Look for the word "this" in the entries below, then copy every line that has it.

Record extracts –
────────────────

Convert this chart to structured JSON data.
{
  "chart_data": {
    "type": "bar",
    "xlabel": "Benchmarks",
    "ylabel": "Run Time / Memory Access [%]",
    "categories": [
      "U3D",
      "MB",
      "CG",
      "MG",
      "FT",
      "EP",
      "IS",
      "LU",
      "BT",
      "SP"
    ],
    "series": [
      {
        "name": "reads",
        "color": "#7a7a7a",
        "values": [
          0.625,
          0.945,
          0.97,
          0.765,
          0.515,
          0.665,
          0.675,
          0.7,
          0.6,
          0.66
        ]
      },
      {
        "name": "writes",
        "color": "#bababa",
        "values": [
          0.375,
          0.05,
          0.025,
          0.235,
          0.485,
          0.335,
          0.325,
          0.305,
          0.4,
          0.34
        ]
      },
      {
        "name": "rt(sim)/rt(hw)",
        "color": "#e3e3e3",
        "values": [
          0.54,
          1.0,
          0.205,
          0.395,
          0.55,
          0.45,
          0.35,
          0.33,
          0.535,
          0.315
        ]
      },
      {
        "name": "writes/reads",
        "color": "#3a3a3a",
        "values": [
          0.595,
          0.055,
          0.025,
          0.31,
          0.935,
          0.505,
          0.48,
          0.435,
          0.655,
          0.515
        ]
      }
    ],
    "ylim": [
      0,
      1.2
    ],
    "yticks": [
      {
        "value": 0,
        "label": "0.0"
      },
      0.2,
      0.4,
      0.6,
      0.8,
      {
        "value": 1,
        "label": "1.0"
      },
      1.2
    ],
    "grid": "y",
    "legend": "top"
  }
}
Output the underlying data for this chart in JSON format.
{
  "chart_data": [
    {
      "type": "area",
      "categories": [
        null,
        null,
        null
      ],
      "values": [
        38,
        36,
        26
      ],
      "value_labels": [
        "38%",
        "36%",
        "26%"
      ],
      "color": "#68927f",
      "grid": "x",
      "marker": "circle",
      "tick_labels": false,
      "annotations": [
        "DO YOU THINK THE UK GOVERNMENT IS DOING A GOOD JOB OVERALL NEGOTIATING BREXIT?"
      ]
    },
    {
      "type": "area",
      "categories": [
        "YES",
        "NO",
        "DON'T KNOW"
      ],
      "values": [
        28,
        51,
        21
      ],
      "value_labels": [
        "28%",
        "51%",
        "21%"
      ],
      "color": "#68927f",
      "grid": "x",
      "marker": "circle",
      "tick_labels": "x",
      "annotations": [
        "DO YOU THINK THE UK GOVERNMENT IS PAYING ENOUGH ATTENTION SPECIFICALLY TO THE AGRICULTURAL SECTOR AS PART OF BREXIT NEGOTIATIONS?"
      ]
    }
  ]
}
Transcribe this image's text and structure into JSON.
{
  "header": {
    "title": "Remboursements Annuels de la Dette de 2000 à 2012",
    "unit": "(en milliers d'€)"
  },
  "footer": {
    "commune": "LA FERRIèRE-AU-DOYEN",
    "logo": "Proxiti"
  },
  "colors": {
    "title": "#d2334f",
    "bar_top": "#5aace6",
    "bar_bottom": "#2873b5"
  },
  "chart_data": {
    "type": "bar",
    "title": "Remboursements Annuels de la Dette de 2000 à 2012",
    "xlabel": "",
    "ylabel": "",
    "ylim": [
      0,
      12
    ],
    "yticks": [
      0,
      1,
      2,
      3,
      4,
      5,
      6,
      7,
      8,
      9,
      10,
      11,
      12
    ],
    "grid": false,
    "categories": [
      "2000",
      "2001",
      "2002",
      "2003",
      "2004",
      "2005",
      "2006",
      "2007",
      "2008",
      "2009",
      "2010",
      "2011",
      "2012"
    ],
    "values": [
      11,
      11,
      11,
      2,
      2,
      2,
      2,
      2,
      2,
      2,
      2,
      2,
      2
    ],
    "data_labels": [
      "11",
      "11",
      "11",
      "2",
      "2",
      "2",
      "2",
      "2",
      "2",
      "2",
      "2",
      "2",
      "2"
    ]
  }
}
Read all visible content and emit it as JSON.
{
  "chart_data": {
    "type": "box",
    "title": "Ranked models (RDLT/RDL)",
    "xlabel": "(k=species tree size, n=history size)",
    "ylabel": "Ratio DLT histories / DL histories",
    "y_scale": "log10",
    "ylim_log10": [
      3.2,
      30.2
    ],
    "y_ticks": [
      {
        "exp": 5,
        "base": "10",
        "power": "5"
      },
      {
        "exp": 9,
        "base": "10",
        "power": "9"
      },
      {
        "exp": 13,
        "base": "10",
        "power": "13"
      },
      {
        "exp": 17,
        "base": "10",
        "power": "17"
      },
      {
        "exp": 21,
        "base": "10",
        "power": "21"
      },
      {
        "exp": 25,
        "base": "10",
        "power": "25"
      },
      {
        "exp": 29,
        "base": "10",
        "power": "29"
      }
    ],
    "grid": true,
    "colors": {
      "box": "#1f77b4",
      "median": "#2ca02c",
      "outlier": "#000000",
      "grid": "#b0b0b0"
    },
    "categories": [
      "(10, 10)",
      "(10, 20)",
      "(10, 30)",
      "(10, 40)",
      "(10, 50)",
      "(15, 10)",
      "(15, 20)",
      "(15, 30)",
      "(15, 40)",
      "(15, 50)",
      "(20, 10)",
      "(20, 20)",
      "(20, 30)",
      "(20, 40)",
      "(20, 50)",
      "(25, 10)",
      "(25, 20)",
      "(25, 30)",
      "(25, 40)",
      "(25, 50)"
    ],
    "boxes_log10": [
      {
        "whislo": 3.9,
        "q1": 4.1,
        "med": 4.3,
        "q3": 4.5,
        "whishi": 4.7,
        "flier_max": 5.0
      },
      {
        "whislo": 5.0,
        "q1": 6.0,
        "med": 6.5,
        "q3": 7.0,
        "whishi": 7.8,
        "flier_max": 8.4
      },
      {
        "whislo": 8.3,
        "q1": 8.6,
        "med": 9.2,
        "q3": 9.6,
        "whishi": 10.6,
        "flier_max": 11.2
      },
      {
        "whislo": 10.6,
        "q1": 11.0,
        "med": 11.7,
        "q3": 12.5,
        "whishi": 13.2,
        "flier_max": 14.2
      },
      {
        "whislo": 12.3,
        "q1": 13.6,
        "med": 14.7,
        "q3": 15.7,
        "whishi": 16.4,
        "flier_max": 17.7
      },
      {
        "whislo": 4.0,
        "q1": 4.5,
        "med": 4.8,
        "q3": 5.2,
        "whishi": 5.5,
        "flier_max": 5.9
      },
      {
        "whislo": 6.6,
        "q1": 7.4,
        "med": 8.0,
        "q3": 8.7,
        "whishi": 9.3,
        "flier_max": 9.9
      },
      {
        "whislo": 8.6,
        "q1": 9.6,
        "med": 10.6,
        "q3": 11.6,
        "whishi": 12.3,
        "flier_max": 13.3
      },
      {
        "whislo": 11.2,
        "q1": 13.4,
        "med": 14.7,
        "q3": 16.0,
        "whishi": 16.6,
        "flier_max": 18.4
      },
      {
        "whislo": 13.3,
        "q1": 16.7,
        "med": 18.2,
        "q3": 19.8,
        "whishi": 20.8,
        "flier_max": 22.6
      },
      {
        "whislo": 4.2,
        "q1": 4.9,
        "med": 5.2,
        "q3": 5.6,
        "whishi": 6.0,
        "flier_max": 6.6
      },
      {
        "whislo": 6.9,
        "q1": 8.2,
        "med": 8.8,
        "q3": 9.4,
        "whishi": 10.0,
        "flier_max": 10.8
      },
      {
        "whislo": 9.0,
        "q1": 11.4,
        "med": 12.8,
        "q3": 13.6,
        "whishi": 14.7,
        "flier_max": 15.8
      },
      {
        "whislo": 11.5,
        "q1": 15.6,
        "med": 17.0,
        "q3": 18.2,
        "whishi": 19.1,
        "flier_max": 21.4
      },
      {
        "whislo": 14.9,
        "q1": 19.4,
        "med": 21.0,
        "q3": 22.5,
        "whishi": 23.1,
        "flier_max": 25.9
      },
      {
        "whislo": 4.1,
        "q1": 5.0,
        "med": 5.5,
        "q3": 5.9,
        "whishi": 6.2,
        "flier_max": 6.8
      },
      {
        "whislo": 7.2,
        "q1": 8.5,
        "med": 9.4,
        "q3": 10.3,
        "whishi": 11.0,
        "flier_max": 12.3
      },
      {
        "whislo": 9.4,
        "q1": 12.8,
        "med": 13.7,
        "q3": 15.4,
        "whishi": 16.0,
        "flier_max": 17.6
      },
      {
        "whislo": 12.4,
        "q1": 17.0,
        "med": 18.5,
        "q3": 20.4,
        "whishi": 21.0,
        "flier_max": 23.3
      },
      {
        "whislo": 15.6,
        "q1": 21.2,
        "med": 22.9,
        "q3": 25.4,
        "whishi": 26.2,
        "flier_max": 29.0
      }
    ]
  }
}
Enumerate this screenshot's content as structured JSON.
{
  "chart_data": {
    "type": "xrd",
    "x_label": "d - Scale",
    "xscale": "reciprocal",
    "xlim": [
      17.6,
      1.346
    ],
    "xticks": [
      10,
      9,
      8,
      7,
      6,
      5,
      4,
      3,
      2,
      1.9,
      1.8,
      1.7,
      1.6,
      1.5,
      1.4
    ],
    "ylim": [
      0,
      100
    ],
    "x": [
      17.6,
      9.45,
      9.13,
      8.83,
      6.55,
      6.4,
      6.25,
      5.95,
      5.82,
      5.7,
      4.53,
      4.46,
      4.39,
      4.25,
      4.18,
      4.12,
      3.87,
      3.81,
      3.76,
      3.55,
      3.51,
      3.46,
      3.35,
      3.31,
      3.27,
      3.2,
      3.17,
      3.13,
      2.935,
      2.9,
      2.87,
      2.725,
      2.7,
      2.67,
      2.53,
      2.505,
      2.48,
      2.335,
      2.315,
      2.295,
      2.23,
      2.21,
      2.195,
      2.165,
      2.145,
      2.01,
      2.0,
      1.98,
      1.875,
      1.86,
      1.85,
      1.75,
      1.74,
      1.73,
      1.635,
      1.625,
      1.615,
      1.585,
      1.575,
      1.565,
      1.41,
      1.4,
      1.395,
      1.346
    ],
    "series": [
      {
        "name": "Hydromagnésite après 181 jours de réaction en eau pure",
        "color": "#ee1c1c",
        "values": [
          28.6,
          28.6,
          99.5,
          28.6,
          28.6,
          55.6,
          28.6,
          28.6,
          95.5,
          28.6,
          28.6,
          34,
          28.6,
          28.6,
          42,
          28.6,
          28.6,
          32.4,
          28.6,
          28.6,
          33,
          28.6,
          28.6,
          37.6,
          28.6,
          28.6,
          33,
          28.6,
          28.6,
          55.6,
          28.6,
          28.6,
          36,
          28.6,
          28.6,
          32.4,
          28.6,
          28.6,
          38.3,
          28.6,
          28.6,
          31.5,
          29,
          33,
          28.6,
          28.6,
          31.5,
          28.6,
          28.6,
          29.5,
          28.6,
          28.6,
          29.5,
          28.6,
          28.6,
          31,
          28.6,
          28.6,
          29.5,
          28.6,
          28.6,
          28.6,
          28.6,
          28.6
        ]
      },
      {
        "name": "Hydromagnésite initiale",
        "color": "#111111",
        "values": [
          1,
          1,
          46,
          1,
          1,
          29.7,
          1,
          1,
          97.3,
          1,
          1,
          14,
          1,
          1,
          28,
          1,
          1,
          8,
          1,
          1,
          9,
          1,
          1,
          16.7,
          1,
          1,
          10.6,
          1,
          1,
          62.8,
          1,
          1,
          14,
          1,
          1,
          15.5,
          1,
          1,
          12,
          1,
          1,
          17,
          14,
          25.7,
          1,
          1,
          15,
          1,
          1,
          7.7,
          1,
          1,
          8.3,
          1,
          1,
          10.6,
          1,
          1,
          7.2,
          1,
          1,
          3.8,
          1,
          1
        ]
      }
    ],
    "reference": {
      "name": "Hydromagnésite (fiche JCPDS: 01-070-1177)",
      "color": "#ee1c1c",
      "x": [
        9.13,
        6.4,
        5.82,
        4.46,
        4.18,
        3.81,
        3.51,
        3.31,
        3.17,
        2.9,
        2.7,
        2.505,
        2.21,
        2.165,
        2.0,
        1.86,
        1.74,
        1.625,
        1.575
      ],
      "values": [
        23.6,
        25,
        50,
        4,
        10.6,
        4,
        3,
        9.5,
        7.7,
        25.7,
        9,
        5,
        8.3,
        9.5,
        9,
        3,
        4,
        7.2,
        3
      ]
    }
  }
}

────────────────

Written solution –
Convert this chart to structured JSON data.
Output the underlying data for this chart in JSON format.
Transcribe this image's text and structure into JSON.
Enumerate this screenshot's content as structured JSON.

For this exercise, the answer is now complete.